WHAT YOU HAVE TO DO>
Retype each record shown below, leaving every character as it is.

## start EXERCISE INPUT

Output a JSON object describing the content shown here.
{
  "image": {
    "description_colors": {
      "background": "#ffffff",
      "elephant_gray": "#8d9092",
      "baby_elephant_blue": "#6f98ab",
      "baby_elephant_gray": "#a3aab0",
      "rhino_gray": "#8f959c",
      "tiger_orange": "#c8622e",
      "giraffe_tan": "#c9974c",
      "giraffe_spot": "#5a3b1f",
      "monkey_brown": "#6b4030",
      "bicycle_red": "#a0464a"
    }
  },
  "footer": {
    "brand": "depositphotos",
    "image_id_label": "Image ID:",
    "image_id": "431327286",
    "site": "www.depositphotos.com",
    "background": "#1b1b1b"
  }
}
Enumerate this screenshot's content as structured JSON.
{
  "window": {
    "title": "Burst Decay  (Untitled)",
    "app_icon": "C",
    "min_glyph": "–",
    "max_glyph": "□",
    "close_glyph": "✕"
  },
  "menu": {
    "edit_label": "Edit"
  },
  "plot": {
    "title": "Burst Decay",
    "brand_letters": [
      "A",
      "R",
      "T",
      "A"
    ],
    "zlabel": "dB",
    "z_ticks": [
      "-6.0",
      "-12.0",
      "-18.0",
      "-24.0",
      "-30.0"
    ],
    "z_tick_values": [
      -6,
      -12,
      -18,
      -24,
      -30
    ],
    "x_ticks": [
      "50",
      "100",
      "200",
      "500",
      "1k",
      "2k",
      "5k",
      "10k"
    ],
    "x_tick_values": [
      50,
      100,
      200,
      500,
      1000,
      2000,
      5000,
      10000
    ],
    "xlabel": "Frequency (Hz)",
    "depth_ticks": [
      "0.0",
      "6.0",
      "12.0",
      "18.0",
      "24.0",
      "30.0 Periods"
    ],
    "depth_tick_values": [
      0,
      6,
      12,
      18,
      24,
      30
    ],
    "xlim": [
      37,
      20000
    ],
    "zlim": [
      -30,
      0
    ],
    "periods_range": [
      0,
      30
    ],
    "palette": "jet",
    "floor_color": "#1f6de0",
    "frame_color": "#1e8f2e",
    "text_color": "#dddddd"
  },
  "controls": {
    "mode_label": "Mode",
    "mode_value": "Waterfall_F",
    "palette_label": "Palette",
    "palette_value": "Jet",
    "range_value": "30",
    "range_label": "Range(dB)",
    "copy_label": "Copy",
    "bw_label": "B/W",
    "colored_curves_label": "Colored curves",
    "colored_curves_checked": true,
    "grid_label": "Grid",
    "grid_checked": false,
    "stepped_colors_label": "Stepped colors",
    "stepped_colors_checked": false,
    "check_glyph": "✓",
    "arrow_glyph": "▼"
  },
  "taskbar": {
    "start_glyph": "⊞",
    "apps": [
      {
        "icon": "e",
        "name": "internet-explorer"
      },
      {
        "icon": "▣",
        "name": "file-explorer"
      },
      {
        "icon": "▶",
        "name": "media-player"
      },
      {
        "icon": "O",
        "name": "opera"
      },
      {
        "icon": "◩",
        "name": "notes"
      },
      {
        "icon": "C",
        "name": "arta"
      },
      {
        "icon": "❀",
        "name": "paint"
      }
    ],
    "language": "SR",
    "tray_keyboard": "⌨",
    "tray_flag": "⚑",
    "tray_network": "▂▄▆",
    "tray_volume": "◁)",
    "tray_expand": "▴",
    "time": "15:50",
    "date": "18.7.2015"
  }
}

## end EXERCISE INPUT

EXERCISE RESULT>
Output a JSON object describing the content shown here.
{
  "image": {
    "description_colors": {
      "background": "#ffffff",
      "elephant_gray": "#8d9092",
      "baby_elephant_blue": "#6f98ab",
      "baby_elephant_gray": "#a3aab0",
      "rhino_gray": "#8f959c",
      "tiger_orange": "#c8622e",
      "giraffe_tan": "#c9974c",
      "giraffe_spot": "#5a3b1f",
      "monkey_brown": "#6b4030",
      "bicycle_red": "#a0464a"
    }
  },
  "footer": {
    "brand": "depositphotos",
    "image_id_label": "Image ID:",
    "image_id": "431327286",
    "site": "www.depositphotos.com",
    "background": "#1b1b1b"
  }
}
Enumerate this screenshot's content as structured JSON.
{
  "window": {
    "title": "Burst Decay  (Untitled)",
    "app_icon": "C",
    "min_glyph": "–",
    "max_glyph": "□",
    "close_glyph": "✕"
  },
  "menu": {
    "edit_label": "Edit"
  },
  "plot": {
    "title": "Burst Decay",
    "brand_letters": [
      "A",
      "R",
      "T",
      "A"
    ],
    "zlabel": "dB",
    "z_ticks": [
      "-6.0",
      "-12.0",
      "-18.0",
      "-24.0",
      "-30.0"
    ],
    "z_tick_values": [
      -6,
      -12,
      -18,
      -24,
      -30
    ],
    "x_ticks": [
      "50",
      "100",
      "200",
      "500",
      "1k",
      "2k",
      "5k",
      "10k"
    ],
    "x_tick_values": [
      50,
      100,
      200,
      500,
      1000,
      2000,
      5000,
      10000
    ],
    "xlabel": "Frequency (Hz)",
    "depth_ticks": [
      "0.0",
      "6.0",
      "12.0",
      "18.0",
      "24.0",
      "30.0 Periods"
    ],
    "depth_tick_values": [
      0,
      6,
      12,
      18,
      24,
      30
    ],
    "xlim": [
      37,
      20000
    ],
    "zlim": [
      -30,
      0
    ],
    "periods_range": [
      0,
      30
    ],
    "palette": "jet",
    "floor_color": "#1f6de0",
    "frame_color": "#1e8f2e",
    "text_color": "#dddddd"
  },
  "controls": {
    "mode_label": "Mode",
    "mode_value": "Waterfall_F",
    "palette_label": "Palette",
    "palette_value": "Jet",
    "range_value": "30",
    "range_label": "Range(dB)",
    "copy_label": "Copy",
    "bw_label": "B/W",
    "colored_curves_label": "Colored curves",
    "colored_curves_checked": true,
    "grid_label": "Grid",
    "grid_checked": false,
    "stepped_colors_label": "Stepped colors",
    "stepped_colors_checked": false,
    "check_glyph": "✓",
    "arrow_glyph": "▼"
  },
  "taskbar": {
    "start_glyph": "⊞",
    "apps": [
      {
        "icon": "e",
        "name": "internet-explorer"
      },
      {
        "icon": "▣",
        "name": "file-explorer"
      },
      {
        "icon": "▶",
        "name": "media-player"
      },
      {
        "icon": "O",
        "name": "opera"
      },
      {
        "icon": "◩",
        "name": "notes"
      },
      {
        "icon": "C",
        "name": "arta"
      },
      {
        "icon": "❀",
        "name": "paint"
      }
    ],
    "language": "SR",
    "tray_keyboard": "⌨",
    "tray_flag": "⚑",
    "tray_network": "▂▄▆",
    "tray_volume": "◁)",
    "tray_expand": "▴",
    "time": "15:50",
    "date": "18.7.2015"
  }
}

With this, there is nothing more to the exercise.